▸ EXERCISE PROMPT
Scan the records for the string "并进行相同检测"; copy each line where it occurs.

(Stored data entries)
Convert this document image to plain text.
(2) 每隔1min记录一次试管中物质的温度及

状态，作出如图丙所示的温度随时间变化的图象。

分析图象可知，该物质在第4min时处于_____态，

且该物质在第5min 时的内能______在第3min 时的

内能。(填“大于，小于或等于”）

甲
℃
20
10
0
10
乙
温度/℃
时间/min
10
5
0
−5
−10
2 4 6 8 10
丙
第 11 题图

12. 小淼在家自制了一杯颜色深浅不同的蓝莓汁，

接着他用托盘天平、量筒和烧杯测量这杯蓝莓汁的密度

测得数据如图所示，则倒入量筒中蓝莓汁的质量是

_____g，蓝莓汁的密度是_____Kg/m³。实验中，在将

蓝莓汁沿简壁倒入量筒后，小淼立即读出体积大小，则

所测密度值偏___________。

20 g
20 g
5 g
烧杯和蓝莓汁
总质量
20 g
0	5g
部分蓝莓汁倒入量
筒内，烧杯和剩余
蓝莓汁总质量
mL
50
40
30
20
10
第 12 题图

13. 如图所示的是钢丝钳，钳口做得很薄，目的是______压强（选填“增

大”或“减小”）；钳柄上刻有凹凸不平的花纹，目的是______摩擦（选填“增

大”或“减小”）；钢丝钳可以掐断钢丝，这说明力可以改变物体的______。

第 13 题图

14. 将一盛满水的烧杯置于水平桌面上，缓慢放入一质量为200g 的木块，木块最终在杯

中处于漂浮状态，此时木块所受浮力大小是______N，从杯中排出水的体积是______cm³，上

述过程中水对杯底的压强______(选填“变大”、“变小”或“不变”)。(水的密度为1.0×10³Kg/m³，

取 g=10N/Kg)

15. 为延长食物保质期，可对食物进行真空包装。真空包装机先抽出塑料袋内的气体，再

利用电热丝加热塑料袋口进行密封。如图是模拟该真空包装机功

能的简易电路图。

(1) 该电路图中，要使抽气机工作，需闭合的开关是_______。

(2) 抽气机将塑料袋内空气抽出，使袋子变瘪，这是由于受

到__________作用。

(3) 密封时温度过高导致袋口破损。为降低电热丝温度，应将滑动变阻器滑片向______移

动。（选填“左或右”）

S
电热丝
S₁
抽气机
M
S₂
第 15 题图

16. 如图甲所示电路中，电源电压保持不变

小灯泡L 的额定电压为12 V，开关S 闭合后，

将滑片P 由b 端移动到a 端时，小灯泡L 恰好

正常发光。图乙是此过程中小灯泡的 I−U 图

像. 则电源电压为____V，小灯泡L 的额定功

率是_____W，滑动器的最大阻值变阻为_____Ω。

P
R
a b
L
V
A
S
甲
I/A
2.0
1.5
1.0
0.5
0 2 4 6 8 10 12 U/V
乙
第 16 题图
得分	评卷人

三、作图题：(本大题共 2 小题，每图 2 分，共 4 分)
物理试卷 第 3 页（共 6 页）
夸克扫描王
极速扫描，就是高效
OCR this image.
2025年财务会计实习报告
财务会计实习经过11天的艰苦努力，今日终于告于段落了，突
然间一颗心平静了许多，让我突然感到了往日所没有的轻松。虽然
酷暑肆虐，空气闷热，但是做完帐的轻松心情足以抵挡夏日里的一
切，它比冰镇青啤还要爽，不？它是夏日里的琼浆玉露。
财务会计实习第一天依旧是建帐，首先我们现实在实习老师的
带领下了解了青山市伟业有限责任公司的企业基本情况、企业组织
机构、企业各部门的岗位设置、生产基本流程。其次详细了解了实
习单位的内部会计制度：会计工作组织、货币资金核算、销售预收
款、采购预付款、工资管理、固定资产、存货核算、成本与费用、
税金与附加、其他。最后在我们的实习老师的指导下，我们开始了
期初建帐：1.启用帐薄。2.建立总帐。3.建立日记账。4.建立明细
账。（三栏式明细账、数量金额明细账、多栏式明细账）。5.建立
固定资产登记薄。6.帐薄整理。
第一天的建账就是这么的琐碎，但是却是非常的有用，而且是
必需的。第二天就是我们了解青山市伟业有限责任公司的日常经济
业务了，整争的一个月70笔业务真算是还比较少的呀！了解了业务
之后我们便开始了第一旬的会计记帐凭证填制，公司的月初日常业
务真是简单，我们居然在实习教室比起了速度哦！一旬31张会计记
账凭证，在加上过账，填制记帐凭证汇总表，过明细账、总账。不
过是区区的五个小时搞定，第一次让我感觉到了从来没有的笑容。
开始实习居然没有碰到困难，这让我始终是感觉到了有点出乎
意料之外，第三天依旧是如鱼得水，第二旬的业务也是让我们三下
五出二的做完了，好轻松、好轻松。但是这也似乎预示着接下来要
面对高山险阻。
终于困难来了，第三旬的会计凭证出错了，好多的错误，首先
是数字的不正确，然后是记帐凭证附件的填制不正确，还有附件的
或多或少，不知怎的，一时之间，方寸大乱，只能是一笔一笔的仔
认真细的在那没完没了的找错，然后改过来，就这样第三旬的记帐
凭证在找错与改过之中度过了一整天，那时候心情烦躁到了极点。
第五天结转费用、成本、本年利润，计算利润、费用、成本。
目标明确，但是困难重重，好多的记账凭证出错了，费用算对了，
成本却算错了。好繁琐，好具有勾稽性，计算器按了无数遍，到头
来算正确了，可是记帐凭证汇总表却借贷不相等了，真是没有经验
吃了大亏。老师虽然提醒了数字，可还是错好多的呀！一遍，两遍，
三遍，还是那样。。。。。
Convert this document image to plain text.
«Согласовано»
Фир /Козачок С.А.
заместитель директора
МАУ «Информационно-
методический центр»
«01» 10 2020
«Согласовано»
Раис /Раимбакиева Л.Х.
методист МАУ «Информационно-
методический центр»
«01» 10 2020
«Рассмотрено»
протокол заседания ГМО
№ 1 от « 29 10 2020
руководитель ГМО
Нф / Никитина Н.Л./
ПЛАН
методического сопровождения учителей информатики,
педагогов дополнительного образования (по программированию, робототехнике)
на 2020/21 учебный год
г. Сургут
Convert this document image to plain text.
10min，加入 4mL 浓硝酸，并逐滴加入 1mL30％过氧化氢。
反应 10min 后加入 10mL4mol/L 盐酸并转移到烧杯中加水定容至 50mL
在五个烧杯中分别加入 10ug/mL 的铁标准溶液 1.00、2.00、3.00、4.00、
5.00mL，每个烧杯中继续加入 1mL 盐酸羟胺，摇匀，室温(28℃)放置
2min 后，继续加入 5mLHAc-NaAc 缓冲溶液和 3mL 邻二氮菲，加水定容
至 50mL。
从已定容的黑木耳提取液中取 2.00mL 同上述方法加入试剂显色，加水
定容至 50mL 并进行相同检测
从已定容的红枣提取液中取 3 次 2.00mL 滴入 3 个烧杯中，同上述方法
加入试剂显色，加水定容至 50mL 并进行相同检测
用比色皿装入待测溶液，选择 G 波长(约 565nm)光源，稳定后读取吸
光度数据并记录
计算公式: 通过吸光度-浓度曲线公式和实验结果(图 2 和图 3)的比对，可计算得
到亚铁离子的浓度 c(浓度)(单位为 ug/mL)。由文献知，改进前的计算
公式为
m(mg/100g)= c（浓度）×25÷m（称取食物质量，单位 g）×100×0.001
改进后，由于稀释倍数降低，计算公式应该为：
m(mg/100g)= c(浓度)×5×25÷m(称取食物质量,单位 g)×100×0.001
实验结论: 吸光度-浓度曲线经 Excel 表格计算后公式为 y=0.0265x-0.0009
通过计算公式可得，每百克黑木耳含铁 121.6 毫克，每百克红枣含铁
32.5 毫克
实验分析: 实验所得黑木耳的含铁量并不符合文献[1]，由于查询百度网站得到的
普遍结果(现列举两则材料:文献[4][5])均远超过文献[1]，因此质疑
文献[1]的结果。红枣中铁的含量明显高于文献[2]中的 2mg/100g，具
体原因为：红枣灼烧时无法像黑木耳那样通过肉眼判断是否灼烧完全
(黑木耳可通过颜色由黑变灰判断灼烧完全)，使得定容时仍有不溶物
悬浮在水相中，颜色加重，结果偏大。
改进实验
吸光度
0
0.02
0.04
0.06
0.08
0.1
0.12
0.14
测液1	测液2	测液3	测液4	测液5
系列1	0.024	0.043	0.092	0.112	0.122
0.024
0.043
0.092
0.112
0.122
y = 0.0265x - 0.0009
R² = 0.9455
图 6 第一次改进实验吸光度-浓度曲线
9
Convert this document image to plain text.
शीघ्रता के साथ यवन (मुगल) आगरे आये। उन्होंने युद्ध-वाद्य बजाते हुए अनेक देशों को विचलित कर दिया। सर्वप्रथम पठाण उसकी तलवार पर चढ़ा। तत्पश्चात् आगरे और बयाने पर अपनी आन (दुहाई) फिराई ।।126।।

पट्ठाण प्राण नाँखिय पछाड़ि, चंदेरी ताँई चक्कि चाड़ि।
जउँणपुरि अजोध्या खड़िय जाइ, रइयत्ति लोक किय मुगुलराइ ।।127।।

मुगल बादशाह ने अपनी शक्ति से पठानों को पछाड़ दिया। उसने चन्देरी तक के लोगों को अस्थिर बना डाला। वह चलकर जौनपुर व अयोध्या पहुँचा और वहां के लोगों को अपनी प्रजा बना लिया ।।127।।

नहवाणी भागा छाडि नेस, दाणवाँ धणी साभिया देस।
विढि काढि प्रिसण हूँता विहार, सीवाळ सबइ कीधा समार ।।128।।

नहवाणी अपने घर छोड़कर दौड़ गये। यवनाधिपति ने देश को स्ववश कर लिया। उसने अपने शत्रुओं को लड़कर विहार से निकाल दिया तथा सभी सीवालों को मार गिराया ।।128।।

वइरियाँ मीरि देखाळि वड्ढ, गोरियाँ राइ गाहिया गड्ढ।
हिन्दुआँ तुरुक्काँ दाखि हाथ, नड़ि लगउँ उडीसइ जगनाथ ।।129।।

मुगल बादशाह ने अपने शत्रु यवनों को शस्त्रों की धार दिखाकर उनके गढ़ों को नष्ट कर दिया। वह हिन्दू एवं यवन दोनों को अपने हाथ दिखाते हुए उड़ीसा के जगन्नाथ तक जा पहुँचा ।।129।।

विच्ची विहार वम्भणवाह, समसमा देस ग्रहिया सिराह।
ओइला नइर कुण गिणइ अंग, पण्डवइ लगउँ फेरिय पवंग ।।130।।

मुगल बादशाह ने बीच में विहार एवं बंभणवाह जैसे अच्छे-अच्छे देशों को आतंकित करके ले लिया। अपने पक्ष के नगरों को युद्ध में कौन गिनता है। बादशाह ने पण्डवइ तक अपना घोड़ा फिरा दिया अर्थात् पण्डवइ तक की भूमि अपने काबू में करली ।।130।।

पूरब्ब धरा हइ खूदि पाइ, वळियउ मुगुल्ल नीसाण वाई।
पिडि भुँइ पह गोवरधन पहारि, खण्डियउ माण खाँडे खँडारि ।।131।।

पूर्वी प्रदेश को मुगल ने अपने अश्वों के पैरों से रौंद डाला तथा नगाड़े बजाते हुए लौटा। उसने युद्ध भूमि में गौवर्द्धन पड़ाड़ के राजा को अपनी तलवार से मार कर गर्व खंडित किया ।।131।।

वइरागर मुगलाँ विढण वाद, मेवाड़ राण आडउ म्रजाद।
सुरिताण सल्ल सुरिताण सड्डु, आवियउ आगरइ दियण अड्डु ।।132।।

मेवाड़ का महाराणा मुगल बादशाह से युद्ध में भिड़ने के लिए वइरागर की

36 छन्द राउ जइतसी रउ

▸ FULL OUTPUT
定容至 50mL 并进行相同检测
加入试剂显色，加水定容至 50mL 并进行相同检测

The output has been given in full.